=== EXERCISE ===
Write out the entire listing below exactly as it appears, minus any pictures.

=== DATA FOR THE TASK ===

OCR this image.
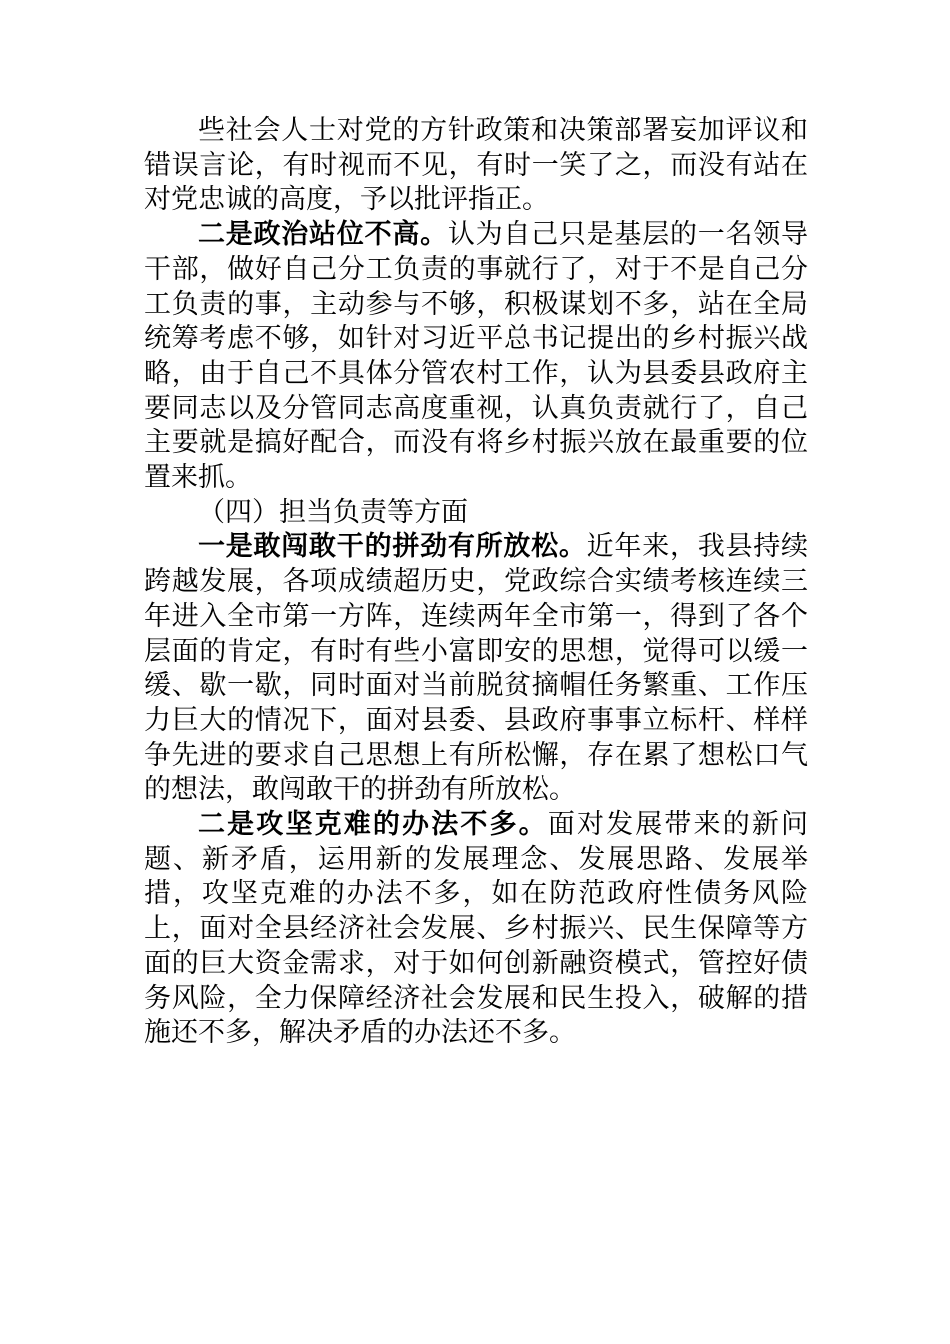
些社会人士对党的方针政策和决策部署妄加评议和错误言论，有时视而不见，有时一笑了之，而没有站在对党忠诚的高度，予以批评指正。

二是政治站位不高。认为自己只是基层的一名领导干部，做好自己分工负责的事就行了，对于不是自己分工负责的事，主动参与不够，积极谋划不多，站在全局统筹考虑不够，如针对习近平总书记提出的乡村振兴战略，由于自己不具体分管农村工作，认为县委县政府主要同志以及分管同志高度重视，认真负责就行了，自己主要就是搞好配合，而没有将乡村振兴放在最重要的位置来抓。

（四）担当负责等方面

一是敢闯敢干的拼劲有所放松。近年来，我县持续跨越发展，各项成绩超历史，党政综合实绩考核连续三年进入全市第一方阵，连续两年全市第一，得到了各个层面的肯定，有时有些小富即安的思想，觉得可以缓一缓、歇一歇，同时面对当前脱贫摘帽任务繁重、工作压力巨大的情况下，面对县委、县政府事事立标杆、样样争先进的要求自己思想上有所松懈，存在累了想松口气的想法，敢闯敢干的拼劲有所放松。

二是攻坚克难的办法不多。面对发展带来的新问题、新矛盾，运用新的发展理念、发展思路、发展举措，攻坚克难的办法不多，如在防范政府性债务风险上，面对全县经济社会发展、乡村振兴、民生保障等方面的巨大资金需求，对于如何创新融资模式，管控好债务风险，全力保障经济社会发展和民生投入，破解的措施还不多，解决矛盾的办法还不多。
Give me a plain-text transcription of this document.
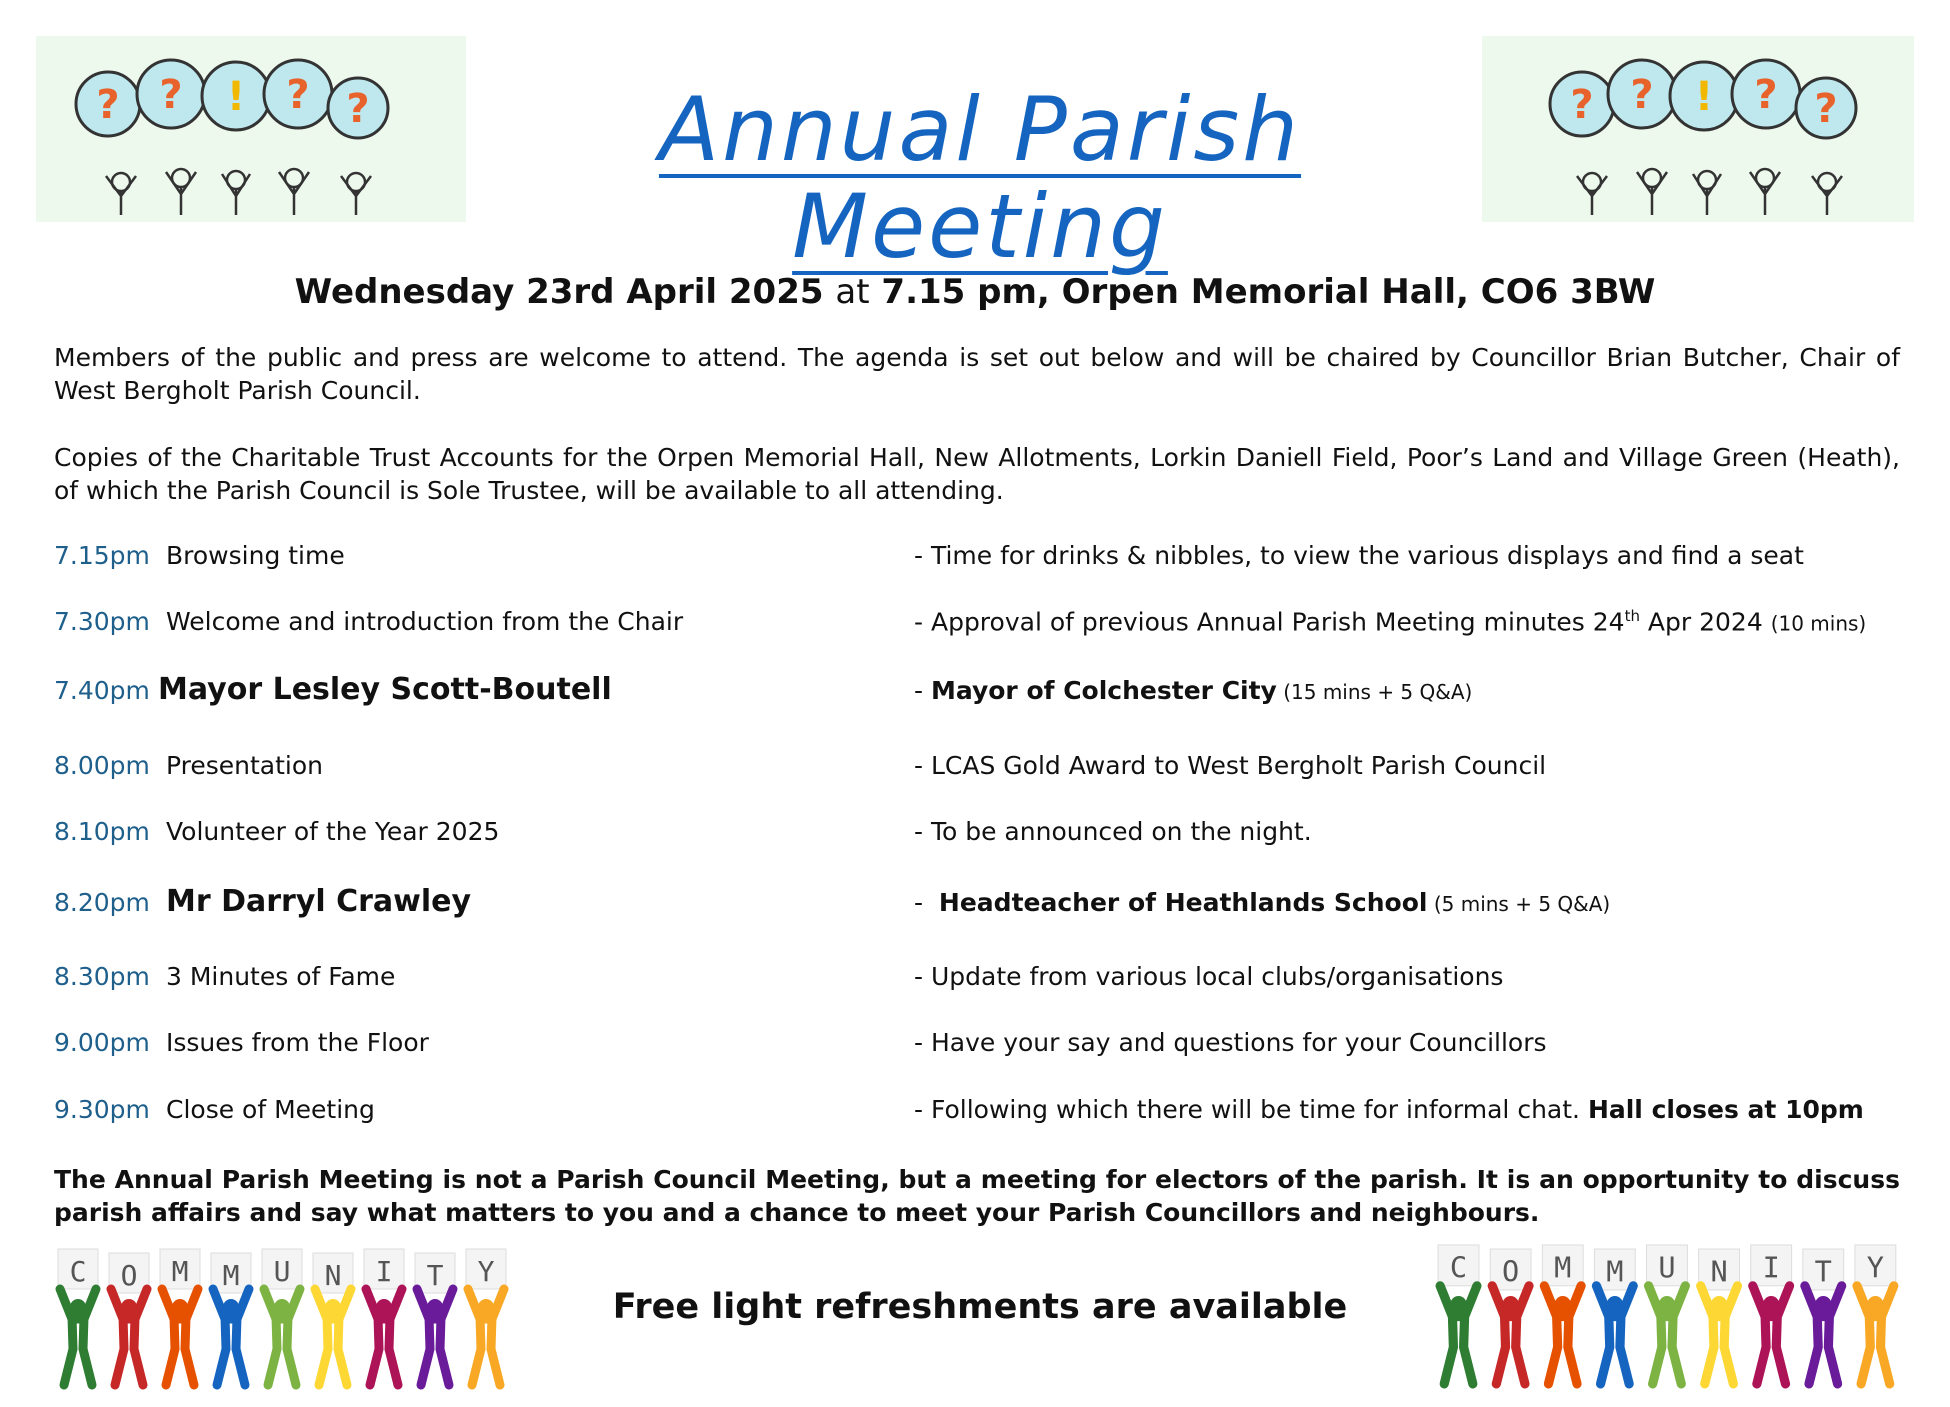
? ? ! ? ?	? ? ! ? ?
Annual Parish Meeting
Wednesday 23rd April 2025 at 7.15 pm, Orpen Memorial Hall, CO6 3BW
Members of the public and press are welcome to attend. The agenda is set out below and will be chaired by Councillor Brian Butcher, Chair of West Bergholt Parish Council.
Copies of the Charitable Trust Accounts for the Orpen Memorial Hall, New Allotments, Lorkin Daniell Field, Poor’s Land and Village Green (Heath), of which the Parish Council is Sole Trustee, will be available to all attending.
7.15pm Browsing time	- Time for drinks & nibbles, to view the various displays and find a seat
7.30pm Welcome and introduction from the Chair	- Approval of previous Annual Parish Meeting minutes 24th Apr 2024 (10 mins)
7.40pm Mayor Lesley Scott-Boutell	- Mayor of Colchester City (15 mins + 5 Q&A)
8.00pm Presentation	- LCAS Gold Award to West Bergholt Parish Council
8.10pm Volunteer of the Year 2025	- To be announced on the night.
8.20pm Mr Darryl Crawley	-  Headteacher of Heathlands School (5 mins + 5 Q&A)
8.30pm 3 Minutes of Fame	- Update from various local clubs/organisations
9.00pm Issues from the Floor	- Have your say and questions for your Councillors
9.30pm Close of Meeting	- Following which there will be time for informal chat. Hall closes at 10pm
The Annual Parish Meeting is not a Parish Council Meeting, but a meeting for electors of the parish. It is an opportunity to discuss parish affairs and say what matters to you and a chance to meet your Parish Councillors and neighbours.
Free light refreshments are available
C O M M U N I T Y	C O M M U N I T Y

=== CORRECT RESPONSE ===
OCR this image.
些社会人士对党的方针政策和决策部署妄加评议和错误言论，有时视而不见，有时一笑了之，而没有站在对党忠诚的高度，予以批评指正。

二是政治站位不高。认为自己只是基层的一名领导干部，做好自己分工负责的事就行了，对于不是自己分工负责的事，主动参与不够，积极谋划不多，站在全局统筹考虑不够，如针对习近平总书记提出的乡村振兴战略，由于自己不具体分管农村工作，认为县委县政府主要同志以及分管同志高度重视，认真负责就行了，自己主要就是搞好配合，而没有将乡村振兴放在最重要的位置来抓。

（四）担当负责等方面

一是敢闯敢干的拼劲有所放松。近年来，我县持续跨越发展，各项成绩超历史，党政综合实绩考核连续三年进入全市第一方阵，连续两年全市第一，得到了各个层面的肯定，有时有些小富即安的思想，觉得可以缓一缓、歇一歇，同时面对当前脱贫摘帽任务繁重、工作压力巨大的情况下，面对县委、县政府事事立标杆、样样争先进的要求自己思想上有所松懈，存在累了想松口气的想法，敢闯敢干的拼劲有所放松。

二是攻坚克难的办法不多。面对发展带来的新问题、新矛盾，运用新的发展理念、发展思路、发展举措，攻坚克难的办法不多，如在防范政府性债务风险上，面对全县经济社会发展、乡村振兴、民生保障等方面的巨大资金需求，对于如何创新融资模式，管控好债务风险，全力保障经济社会发展和民生投入，破解的措施还不多，解决矛盾的办法还不多。
Give me a plain-text transcription of this document.
? ? ! ? ?	? ? ! ? ?
Annual Parish Meeting
Wednesday 23rd April 2025 at 7.15 pm, Orpen Memorial Hall, CO6 3BW
Members of the public and press are welcome to attend. The agenda is set out below and will be chaired by Councillor Brian Butcher, Chair of West Bergholt Parish Council.
Copies of the Charitable Trust Accounts for the Orpen Memorial Hall, New Allotments, Lorkin Daniell Field, Poor’s Land and Village Green (Heath), of which the Parish Council is Sole Trustee, will be available to all attending.
7.15pm Browsing time	- Time for drinks & nibbles, to view the various displays and find a seat
7.30pm Welcome and introduction from the Chair	- Approval of previous Annual Parish Meeting minutes 24th Apr 2024 (10 mins)
7.40pm Mayor Lesley Scott-Boutell	- Mayor of Colchester City (15 mins + 5 Q&A)
8.00pm Presentation	- LCAS Gold Award to West Bergholt Parish Council
8.10pm Volunteer of the Year 2025	- To be announced on the night.
8.20pm Mr Darryl Crawley	-  Headteacher of Heathlands School (5 mins + 5 Q&A)
8.30pm 3 Minutes of Fame	- Update from various local clubs/organisations
9.00pm Issues from the Floor	- Have your say and questions for your Councillors
9.30pm Close of Meeting	- Following which there will be time for informal chat. Hall closes at 10pm
The Annual Parish Meeting is not a Parish Council Meeting, but a meeting for electors of the parish. It is an opportunity to discuss parish affairs and say what matters to you and a chance to meet your Parish Councillors and neighbours.
Free light refreshments are available
C O M M U N I T Y	C O M M U N I T Y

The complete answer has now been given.